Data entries
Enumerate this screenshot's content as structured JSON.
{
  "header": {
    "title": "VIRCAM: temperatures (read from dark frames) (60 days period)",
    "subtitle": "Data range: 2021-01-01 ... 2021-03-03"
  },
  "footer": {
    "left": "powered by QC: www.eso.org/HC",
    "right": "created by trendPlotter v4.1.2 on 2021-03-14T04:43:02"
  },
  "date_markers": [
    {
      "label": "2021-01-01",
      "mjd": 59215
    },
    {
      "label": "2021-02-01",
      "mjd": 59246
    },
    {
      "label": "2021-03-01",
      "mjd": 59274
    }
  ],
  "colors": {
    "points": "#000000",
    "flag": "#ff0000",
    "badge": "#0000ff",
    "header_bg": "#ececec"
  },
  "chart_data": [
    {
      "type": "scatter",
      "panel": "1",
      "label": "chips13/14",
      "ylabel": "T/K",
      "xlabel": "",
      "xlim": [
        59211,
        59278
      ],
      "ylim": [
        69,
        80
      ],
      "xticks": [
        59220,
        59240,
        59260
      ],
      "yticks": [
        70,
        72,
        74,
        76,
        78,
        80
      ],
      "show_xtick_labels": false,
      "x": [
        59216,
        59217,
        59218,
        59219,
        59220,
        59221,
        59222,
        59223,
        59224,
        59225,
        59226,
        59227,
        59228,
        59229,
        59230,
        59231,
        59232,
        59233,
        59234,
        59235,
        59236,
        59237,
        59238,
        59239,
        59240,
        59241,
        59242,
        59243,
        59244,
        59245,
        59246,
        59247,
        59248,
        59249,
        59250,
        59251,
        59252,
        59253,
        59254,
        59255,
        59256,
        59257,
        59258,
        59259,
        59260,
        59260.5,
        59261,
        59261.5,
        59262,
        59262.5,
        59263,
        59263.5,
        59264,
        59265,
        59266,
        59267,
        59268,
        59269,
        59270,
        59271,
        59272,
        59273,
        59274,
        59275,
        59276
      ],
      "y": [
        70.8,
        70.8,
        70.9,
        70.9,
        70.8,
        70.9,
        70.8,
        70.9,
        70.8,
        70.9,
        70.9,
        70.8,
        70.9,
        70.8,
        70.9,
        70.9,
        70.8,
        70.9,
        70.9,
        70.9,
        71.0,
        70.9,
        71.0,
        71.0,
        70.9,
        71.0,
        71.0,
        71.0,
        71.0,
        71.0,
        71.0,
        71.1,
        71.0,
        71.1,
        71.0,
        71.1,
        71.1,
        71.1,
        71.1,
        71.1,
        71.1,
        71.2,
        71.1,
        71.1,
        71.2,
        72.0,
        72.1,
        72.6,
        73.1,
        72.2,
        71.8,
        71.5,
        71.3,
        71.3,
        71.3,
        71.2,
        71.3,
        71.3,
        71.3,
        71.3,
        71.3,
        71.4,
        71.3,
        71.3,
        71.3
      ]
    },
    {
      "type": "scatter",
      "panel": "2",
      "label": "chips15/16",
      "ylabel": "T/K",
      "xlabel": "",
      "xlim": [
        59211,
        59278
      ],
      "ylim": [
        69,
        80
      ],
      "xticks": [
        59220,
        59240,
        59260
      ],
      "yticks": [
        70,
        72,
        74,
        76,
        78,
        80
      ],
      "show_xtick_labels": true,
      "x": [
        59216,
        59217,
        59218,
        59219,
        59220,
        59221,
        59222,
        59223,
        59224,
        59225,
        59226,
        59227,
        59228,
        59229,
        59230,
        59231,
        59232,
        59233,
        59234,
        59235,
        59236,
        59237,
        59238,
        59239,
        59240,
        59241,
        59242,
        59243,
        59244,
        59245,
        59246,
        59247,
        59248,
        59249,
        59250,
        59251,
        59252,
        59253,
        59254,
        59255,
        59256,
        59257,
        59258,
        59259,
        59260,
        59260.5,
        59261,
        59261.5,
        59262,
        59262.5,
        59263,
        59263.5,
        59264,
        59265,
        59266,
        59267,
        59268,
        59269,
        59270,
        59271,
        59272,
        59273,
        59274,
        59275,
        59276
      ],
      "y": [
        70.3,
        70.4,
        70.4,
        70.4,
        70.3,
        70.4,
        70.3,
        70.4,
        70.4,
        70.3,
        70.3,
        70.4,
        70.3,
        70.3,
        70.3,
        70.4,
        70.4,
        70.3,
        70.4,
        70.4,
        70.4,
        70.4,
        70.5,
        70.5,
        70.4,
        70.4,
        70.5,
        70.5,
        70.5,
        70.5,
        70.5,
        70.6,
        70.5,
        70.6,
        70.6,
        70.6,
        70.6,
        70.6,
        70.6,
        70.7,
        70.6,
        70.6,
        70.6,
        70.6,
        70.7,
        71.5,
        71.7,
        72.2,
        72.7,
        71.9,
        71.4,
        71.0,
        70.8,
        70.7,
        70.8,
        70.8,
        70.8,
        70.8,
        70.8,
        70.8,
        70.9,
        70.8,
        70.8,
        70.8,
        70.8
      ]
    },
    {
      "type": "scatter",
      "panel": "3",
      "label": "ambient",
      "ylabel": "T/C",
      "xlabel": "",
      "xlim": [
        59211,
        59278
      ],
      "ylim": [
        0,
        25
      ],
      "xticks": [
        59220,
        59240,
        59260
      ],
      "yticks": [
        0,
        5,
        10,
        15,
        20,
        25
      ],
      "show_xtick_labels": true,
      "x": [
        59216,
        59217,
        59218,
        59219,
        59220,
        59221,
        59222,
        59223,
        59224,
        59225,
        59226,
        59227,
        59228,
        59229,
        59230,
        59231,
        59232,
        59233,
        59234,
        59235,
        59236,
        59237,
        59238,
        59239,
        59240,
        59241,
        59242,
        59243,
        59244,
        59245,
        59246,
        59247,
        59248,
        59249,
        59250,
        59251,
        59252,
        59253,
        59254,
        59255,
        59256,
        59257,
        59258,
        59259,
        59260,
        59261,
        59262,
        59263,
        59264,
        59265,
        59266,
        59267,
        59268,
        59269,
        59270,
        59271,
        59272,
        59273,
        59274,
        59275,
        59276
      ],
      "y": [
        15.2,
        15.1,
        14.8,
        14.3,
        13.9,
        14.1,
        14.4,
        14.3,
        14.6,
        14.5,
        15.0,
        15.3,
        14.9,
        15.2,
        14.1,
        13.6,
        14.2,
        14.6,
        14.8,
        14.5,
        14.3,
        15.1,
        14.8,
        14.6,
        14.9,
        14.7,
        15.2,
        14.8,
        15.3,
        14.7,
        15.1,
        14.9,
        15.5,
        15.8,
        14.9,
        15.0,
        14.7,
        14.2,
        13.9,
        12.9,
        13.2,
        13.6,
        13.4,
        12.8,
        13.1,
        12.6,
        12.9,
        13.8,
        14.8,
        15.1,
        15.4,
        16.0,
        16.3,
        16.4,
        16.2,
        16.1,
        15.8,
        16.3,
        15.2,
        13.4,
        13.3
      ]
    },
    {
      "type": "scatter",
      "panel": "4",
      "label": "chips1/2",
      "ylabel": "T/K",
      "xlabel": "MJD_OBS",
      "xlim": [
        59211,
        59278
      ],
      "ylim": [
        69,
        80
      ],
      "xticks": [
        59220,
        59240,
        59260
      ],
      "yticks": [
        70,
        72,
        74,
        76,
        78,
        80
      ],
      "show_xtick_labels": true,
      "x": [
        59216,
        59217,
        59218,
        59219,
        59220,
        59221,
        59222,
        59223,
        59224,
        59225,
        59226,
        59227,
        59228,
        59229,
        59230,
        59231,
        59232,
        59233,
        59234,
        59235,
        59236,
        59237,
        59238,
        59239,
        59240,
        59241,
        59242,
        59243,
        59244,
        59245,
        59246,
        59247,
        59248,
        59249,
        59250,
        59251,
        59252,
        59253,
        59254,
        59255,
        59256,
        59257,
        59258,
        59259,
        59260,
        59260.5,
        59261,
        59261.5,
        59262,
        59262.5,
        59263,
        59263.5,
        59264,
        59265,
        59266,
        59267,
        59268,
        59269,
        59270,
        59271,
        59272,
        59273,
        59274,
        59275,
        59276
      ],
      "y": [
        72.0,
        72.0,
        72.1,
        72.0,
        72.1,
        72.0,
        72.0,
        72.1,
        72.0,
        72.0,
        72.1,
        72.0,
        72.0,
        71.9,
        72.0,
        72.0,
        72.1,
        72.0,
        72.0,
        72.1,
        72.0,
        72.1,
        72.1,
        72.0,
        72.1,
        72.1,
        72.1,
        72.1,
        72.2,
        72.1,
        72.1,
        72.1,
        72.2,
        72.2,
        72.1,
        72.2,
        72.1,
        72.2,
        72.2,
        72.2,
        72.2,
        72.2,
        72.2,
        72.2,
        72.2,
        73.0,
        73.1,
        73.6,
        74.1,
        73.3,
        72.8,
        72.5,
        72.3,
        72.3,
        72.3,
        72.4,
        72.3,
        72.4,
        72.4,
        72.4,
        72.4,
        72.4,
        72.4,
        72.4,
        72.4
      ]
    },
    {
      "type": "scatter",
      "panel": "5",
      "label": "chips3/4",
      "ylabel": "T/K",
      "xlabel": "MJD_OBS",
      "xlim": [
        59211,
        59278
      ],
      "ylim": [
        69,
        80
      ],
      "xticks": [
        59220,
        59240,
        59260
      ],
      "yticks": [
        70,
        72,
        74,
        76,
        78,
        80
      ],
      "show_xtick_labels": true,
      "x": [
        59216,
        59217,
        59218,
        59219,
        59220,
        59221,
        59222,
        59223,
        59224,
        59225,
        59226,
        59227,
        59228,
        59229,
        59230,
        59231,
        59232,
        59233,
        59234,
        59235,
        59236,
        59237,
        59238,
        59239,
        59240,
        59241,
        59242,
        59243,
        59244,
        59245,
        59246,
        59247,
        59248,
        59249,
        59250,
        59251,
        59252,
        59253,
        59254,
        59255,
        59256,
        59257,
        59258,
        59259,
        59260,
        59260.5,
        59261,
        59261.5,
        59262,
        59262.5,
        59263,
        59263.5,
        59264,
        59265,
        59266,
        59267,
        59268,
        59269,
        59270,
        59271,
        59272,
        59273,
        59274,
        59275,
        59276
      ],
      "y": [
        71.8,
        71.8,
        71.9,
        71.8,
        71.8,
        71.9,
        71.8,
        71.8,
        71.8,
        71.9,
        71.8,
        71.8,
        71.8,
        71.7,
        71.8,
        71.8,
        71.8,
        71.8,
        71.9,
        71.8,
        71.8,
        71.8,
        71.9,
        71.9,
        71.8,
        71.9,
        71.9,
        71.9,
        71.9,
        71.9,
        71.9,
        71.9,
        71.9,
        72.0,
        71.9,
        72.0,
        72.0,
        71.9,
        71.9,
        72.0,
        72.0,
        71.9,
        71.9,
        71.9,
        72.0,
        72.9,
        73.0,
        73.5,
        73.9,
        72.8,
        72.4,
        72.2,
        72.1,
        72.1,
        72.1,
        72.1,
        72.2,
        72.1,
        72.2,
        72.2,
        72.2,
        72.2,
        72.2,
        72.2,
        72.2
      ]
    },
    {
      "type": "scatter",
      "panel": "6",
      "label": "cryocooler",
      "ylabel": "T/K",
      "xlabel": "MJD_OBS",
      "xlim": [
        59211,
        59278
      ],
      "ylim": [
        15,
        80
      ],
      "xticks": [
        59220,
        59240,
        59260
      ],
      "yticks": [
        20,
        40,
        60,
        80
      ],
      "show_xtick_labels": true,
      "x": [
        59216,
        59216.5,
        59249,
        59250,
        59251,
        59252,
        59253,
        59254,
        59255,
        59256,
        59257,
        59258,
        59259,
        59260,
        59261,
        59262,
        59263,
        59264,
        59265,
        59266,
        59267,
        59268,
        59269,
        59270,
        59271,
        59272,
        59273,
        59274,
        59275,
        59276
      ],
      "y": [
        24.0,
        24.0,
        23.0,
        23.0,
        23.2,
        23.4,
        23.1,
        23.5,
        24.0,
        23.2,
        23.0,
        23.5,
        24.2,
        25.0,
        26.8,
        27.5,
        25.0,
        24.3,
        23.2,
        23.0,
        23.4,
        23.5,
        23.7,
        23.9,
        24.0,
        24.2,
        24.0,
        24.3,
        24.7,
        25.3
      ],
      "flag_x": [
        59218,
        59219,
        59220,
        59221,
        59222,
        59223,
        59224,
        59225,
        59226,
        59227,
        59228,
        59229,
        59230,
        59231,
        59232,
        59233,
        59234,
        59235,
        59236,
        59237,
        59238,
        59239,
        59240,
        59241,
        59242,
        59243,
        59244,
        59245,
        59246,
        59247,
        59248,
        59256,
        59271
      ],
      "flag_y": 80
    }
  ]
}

**Problem to solve**
Copy out each line in the listing that has the word "panel".

**Result of this exercise**
      "panel": "1",
      "panel": "2",
      "panel": "3",
      "panel": "4",
      "panel": "5",
      "panel": "6",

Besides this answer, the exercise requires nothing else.